WRITTEN PROBLEM
Scan the material and copy every line in which "même" appears.

* Begin *

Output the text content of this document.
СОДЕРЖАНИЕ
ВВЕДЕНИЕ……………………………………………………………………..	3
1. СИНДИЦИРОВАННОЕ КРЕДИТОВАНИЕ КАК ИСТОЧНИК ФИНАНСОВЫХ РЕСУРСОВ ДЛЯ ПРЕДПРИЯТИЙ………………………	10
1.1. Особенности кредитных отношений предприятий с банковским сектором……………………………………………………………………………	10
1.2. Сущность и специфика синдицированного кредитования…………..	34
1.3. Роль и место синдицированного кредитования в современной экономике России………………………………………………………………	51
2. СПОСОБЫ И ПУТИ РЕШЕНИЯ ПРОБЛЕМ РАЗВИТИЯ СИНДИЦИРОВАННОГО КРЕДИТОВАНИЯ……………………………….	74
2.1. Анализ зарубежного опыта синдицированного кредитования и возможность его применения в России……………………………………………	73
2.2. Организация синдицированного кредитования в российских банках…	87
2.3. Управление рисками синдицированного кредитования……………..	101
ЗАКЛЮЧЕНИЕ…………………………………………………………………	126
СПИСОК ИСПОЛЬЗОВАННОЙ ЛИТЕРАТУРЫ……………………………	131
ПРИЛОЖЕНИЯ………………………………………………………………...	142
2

* End *
* Begin *

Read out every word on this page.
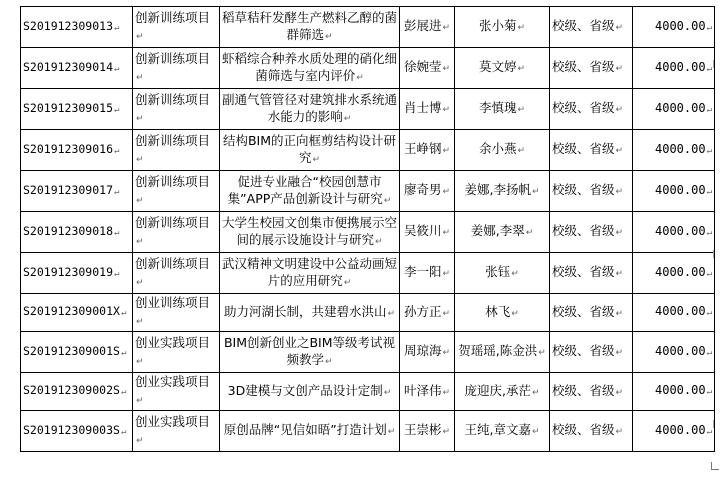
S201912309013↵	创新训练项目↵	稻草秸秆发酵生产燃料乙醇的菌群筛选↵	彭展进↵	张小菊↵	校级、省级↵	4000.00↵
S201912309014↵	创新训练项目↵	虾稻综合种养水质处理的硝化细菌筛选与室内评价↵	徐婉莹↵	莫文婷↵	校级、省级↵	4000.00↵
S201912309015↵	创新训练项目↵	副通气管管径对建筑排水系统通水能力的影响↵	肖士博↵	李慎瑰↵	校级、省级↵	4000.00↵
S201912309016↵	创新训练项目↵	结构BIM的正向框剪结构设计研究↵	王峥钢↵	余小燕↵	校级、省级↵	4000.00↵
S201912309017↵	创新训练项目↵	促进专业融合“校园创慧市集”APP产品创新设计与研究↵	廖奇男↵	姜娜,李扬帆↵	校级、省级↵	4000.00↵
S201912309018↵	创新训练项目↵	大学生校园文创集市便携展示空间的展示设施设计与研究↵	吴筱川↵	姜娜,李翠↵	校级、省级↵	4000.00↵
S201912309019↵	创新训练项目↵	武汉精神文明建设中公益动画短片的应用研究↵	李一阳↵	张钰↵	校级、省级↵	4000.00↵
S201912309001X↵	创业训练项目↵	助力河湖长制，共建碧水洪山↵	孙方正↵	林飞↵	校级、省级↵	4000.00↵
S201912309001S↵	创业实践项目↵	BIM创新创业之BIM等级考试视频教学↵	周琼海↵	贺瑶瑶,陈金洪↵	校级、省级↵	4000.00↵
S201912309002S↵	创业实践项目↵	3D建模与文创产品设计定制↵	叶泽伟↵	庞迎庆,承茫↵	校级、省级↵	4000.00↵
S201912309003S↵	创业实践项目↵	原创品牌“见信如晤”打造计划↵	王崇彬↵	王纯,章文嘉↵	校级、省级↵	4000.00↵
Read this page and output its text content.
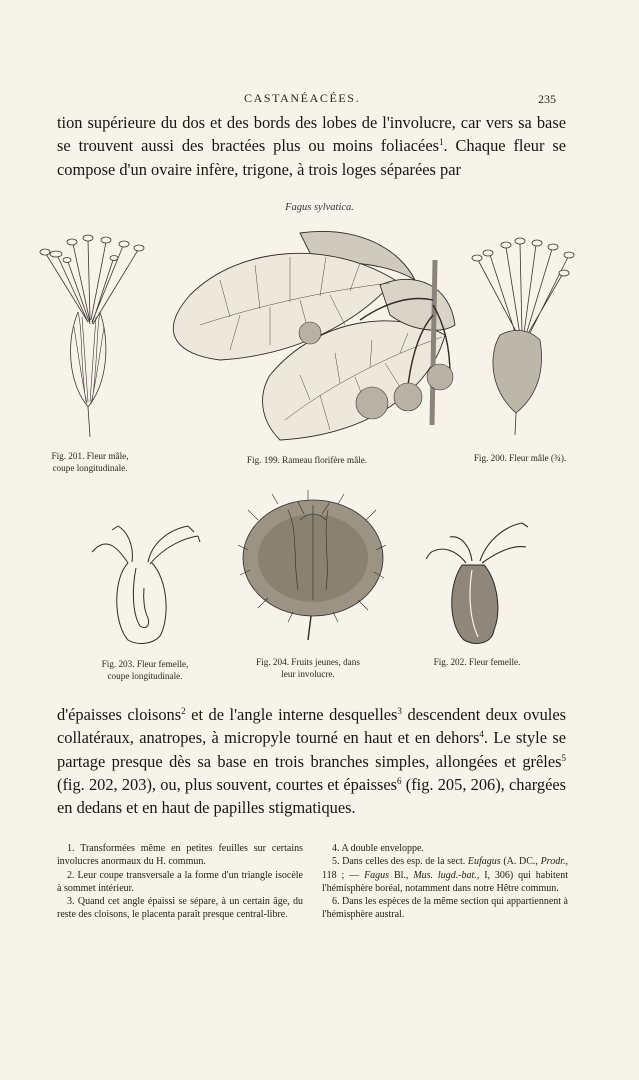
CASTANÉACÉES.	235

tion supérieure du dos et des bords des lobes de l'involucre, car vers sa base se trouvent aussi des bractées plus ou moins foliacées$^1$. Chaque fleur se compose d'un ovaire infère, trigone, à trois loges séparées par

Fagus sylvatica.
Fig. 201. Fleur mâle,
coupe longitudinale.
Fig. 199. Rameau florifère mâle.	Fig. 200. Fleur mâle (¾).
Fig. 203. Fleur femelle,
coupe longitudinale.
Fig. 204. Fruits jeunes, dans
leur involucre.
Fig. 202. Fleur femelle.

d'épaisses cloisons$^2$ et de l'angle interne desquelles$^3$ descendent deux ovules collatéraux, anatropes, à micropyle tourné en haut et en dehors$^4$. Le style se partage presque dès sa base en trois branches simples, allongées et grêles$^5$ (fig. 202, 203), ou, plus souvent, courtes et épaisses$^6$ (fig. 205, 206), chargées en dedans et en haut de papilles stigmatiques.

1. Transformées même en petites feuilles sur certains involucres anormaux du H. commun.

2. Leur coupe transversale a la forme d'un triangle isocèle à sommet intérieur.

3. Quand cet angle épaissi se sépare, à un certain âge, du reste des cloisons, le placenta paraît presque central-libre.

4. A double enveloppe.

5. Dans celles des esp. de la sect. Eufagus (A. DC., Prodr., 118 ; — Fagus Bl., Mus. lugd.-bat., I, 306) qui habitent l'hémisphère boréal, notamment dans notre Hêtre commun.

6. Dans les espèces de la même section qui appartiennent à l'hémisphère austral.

* End *

SOLUTION FOR THIS EXERCISE
1. Transformées même en petites feuilles sur certains involucres anormaux du H. commun.
6. Dans les espèces de la même section qui appartiennent à l'hémisphère austral.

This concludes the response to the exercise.